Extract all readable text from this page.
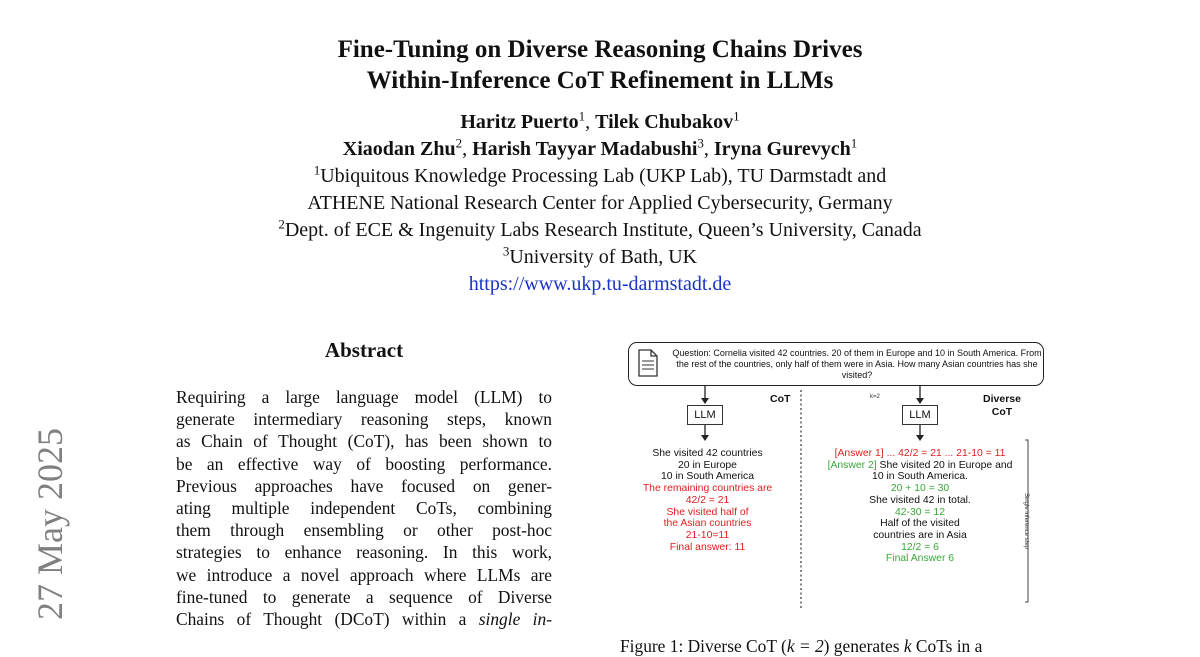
Fine-Tuning on Diverse Reasoning Chains Drives
Within-Inference CoT Refinement in LLMs
Haritz Puerto$^1$, Tilek Chubakov$^1$
Xiaodan Zhu$^2$, Harish Tayyar Madabushi$^3$, Iryna Gurevych$^1$
$^1$Ubiquitous Knowledge Processing Lab (UKP Lab), TU Darmstadt and
ATHENE National Research Center for Applied Cybersecurity, Germany
$^2$Dept. of ECE & Ingenuity Labs Research Institute, Queen’s University, Canada
$^3$University of Bath, UK
https://www.ukp.tu-darmstadt.de
27 May 2025
Abstract
Requiring a large language model (LLM) to
generate intermediary reasoning steps, known
as Chain of Thought (CoT), has been shown to
be an effective way of boosting performance.
Previous approaches have focused on gener-
ating multiple independent CoTs, combining
them through ensembling or other post-hoc
strategies to enhance reasoning. In this work,
we introduce a novel approach where LLMs are
fine-tuned to generate a sequence of Diverse
Chains of Thought (DCoT) within a single in-
Question: Cornelia visited 42 countries. 20 of them in Europe and 10 in South America. From the rest of the countries, only half of them were in Asia. How many Asian countries has she visited?
LLM	LLM
CoT	k=2	Diverse
CoT
Single inference step
She visited 42 countries
20 in Europe
10 in South America
The remaining countries are
42/2 = 21
She visited half of
the Asian countries
21-10=11
Final answer: 11
[Answer 1] ... 42/2 = 21 ... 21-10 = 11
[Answer 2] She visited 20 in Europe and
10 in South America.
20 + 10 = 30
She visited 42 in total.
42-30 = 12
Half of the visited
countries are in Asia
12/2 = 6
Final Answer 6
Figure 1: Diverse CoT (k = 2) generates k CoTs in a
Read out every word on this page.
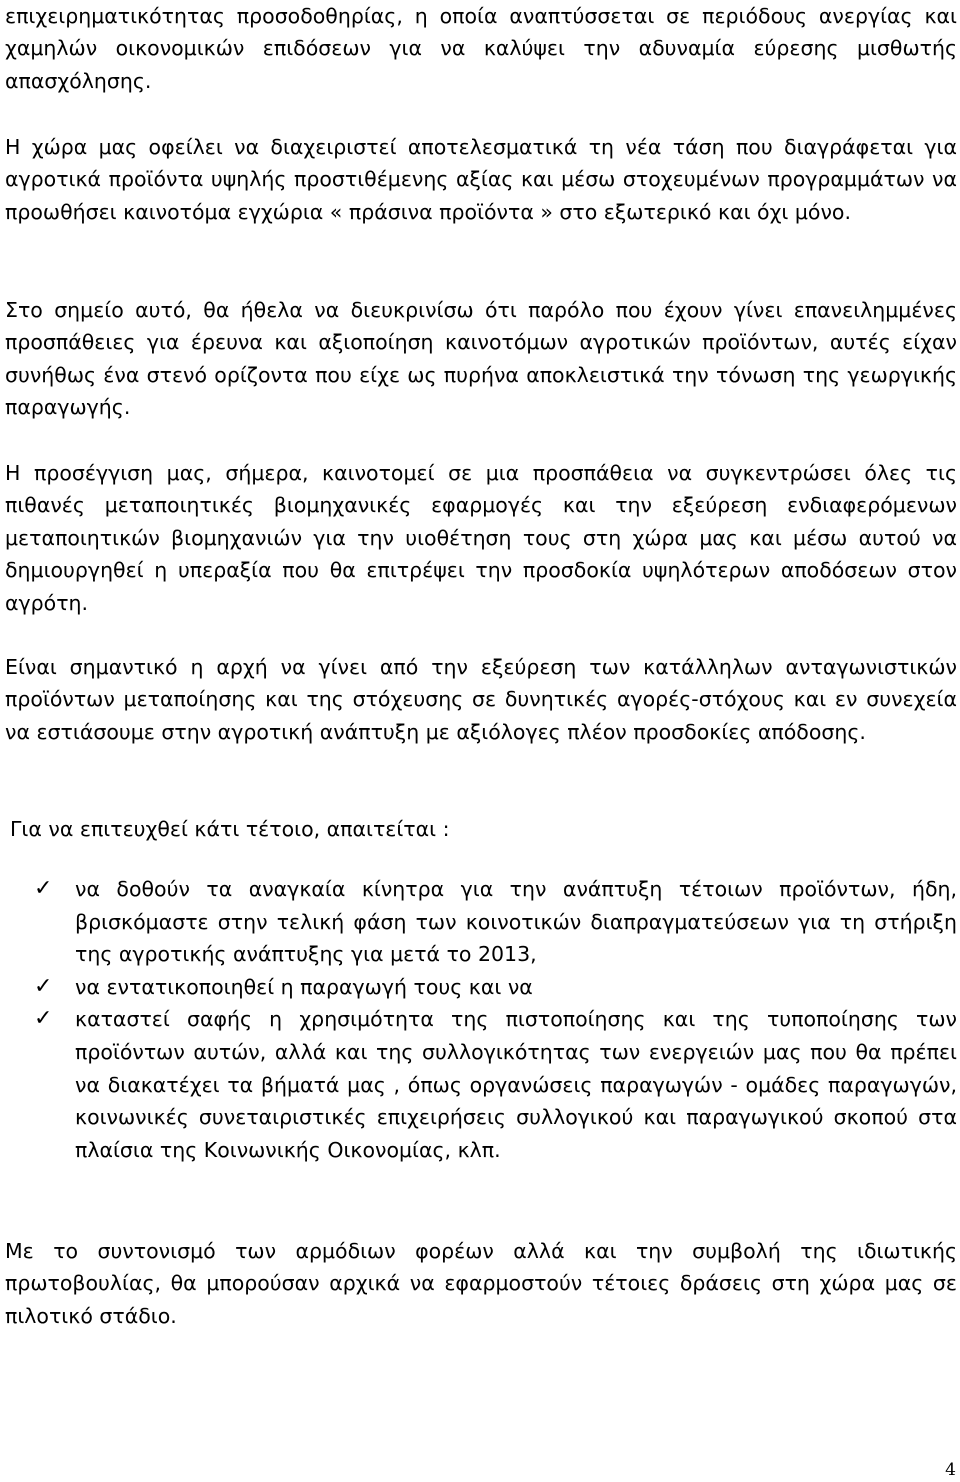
επιχειρηματικότητας προσοδοθηρίας, η οποία αναπτύσσεται σε περιόδους ανεργίας και χαμηλών οικονομικών επιδόσεων για να καλύψει την αδυναμία εύρεσης μισθωτής απασχόλησης.

Η χώρα μας οφείλει να διαχειριστεί αποτελεσματικά τη νέα τάση που διαγράφεται για αγροτικά προϊόντα υψηλής προστιθέμενης αξίας και μέσω στοχευμένων προγραμμάτων να προωθήσει καινοτόμα εγχώρια « πράσινα προϊόντα » στο εξωτερικό και όχι μόνο.

Στο σημείο αυτό, θα ήθελα να διευκρινίσω ότι παρόλο που έχουν γίνει επανειλημμένες προσπάθειες για έρευνα και αξιοποίηση καινοτόμων αγροτικών προϊόντων, αυτές είχαν συνήθως ένα στενό ορίζοντα που είχε ως πυρήνα αποκλειστικά την τόνωση της γεωργικής παραγωγής.

Η προσέγγιση μας, σήμερα, καινοτομεί σε μια προσπάθεια να συγκεντρώσει όλες τις πιθανές μεταποιητικές βιομηχανικές εφαρμογές και την εξεύρεση ενδιαφερόμενων μεταποιητικών βιομηχανιών για την υιοθέτηση τους στη χώρα μας και μέσω αυτού να δημιουργηθεί η υπεραξία που θα επιτρέψει την προσδοκία υψηλότερων αποδόσεων στον αγρότη.

Είναι σημαντικό η αρχή να γίνει από την εξεύρεση των κατάλληλων ανταγωνιστικών προϊόντων μεταποίησης και της στόχευσης σε δυνητικές αγορές-στόχους και εν συνεχεία να εστιάσουμε στην αγροτική ανάπτυξη με αξιόλογες πλέον προσδοκίες απόδοσης.

Για να επιτευχθεί κάτι τέτοιο, απαιτείται :

✓ να δοθούν τα αναγκαία κίνητρα για την ανάπτυξη τέτοιων προϊόντων, ήδη, βρισκόμαστε στην τελική φάση των κοινοτικών διαπραγματεύσεων για τη στήριξη της αγροτικής ανάπτυξης για μετά το 2013,
✓ να εντατικοποιηθεί η παραγωγή τους και να
✓ καταστεί σαφής η χρησιμότητα της πιστοποίησης και της τυποποίησης των προϊόντων αυτών, αλλά και της συλλογικότητας των ενεργειών μας που θα πρέπει να διακατέχει τα βήματά μας , όπως οργανώσεις παραγωγών - ομάδες παραγωγών, κοινωνικές συνεταιριστικές επιχειρήσεις συλλογικού και παραγωγικού σκοπού στα πλαίσια της Κοινωνικής Οικονομίας, κλπ.

Με το συντονισμό των αρμόδιων φορέων αλλά και την συμβολή της ιδιωτικής πρωτοβουλίας, θα μπορούσαν αρχικά να εφαρμοστούν τέτοιες δράσεις στη χώρα μας σε πιλοτικό στάδιο.

4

^^^^

Exercise task:
All lines in the data that contain the word "America" should be copied.

Solution to the exercise:
Question: Cornelia visited 42 countries. 20 of them in Europe and 10 in South America. From the rest of the countries, only half of them were in Asia. How many Asian countries has she visited?
10 in South America
10 in South America.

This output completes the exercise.